═════ Extracted information ═════

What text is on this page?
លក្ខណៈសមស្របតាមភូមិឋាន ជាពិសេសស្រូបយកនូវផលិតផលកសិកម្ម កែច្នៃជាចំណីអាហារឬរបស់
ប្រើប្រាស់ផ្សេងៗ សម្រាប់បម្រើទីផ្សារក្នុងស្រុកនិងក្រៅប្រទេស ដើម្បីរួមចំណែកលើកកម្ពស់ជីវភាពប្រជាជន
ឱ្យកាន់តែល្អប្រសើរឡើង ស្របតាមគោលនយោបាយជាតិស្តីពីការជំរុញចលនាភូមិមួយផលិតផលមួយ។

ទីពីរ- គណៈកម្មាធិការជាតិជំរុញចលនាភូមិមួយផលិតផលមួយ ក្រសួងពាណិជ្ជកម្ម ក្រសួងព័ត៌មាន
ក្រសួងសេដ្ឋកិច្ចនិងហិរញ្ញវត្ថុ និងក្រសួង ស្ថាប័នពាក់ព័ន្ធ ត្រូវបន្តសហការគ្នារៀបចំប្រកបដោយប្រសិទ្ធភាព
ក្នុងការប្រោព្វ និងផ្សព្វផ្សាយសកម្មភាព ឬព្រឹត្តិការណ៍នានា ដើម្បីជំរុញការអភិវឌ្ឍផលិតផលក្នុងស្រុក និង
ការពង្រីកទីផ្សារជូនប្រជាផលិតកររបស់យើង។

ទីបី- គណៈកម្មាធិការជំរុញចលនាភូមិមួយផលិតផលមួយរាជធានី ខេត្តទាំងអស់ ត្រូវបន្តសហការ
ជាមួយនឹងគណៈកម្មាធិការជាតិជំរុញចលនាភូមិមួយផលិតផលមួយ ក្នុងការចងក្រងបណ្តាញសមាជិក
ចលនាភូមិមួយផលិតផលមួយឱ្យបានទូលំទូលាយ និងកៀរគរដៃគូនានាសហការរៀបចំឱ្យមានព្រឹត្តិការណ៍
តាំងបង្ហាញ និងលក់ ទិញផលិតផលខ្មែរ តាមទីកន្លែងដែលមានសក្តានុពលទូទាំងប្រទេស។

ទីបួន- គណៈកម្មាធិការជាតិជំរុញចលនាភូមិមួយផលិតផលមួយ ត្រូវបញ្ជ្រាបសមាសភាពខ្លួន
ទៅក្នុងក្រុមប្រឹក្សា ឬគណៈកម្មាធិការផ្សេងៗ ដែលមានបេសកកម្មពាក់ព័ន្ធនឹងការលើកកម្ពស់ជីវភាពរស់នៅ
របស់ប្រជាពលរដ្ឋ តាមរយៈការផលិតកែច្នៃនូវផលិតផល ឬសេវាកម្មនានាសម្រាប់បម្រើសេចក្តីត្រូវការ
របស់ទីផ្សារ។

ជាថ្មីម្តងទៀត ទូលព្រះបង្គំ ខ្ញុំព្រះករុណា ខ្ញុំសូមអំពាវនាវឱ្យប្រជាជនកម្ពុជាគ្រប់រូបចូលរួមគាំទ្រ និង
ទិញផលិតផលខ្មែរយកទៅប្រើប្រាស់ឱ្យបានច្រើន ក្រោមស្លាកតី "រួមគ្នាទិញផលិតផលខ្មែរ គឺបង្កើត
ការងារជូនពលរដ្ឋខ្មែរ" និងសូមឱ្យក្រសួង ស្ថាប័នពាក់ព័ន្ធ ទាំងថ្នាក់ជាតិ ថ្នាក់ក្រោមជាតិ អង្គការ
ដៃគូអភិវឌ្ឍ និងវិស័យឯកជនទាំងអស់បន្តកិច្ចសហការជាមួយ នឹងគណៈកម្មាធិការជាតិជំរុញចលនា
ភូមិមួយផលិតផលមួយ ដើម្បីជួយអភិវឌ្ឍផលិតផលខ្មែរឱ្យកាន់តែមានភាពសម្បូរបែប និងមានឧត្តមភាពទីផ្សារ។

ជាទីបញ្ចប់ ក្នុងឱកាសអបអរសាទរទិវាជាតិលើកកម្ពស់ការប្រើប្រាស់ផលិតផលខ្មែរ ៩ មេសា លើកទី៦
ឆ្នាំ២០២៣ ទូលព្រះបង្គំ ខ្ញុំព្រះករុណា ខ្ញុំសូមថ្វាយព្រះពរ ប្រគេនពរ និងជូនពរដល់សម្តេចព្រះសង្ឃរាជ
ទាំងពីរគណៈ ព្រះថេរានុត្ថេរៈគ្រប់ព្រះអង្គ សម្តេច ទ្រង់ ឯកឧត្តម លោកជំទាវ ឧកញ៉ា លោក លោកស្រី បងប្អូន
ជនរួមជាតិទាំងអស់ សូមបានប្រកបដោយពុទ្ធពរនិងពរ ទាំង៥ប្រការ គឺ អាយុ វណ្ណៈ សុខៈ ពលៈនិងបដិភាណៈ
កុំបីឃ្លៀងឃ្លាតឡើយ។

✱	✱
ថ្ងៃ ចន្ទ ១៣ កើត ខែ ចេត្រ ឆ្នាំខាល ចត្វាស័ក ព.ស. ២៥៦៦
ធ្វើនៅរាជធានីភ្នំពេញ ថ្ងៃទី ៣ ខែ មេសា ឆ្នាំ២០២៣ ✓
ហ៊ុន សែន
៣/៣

═════

_Your goal_
Only a number is wanted: how many lines of the data above contain "រកបដ"?

_Solution to the exercise_
2